Records from a data collection:
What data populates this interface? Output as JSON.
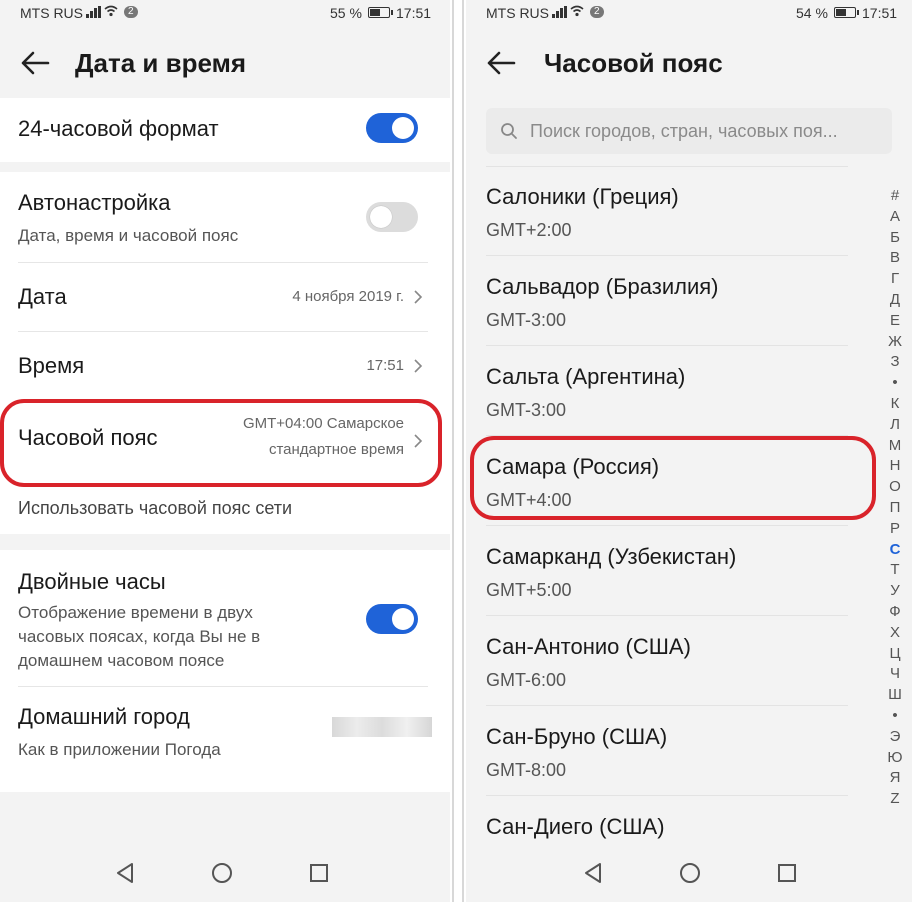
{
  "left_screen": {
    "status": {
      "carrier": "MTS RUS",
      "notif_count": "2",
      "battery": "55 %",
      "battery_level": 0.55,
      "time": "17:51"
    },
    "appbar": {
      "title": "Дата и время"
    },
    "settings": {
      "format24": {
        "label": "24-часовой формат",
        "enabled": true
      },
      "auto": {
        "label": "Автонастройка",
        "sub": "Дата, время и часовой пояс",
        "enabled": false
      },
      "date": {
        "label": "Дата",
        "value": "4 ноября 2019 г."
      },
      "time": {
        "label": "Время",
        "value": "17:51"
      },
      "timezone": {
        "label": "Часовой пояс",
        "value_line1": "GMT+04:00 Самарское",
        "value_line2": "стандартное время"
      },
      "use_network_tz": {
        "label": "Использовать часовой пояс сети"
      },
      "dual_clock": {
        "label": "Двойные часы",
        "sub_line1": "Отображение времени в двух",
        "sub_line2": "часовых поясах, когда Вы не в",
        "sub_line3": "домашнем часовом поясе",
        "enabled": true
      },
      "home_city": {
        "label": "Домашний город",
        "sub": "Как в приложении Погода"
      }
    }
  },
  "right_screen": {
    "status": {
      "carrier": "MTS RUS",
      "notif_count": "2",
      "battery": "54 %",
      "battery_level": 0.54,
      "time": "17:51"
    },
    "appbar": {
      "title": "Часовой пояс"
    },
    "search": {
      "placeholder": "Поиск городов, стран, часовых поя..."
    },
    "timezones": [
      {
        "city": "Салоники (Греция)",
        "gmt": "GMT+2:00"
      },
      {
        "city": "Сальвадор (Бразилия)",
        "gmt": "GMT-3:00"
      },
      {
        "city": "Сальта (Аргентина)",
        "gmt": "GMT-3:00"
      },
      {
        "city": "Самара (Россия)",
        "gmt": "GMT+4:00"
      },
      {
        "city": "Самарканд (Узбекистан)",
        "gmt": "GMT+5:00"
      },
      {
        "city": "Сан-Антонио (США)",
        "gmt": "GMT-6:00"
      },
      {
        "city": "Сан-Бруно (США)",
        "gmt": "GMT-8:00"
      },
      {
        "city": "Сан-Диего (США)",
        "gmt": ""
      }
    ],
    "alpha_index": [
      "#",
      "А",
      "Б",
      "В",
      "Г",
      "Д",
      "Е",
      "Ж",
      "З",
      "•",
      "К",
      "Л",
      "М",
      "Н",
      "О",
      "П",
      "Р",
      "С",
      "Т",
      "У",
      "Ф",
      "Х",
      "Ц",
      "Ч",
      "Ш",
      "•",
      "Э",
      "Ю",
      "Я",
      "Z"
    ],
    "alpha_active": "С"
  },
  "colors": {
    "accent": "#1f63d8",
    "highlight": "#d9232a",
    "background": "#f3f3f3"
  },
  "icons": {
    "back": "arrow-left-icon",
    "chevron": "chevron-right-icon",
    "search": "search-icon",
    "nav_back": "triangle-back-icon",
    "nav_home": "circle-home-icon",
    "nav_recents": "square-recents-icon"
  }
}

→ **Problem description**
Single out each line of the records above with the string "часовых" in it, and copy it.

→ **Task output**
        "sub_line2": "часовых поясах, когда Вы не в",
      "placeholder": "Поиск городов, стран, часовых поя..."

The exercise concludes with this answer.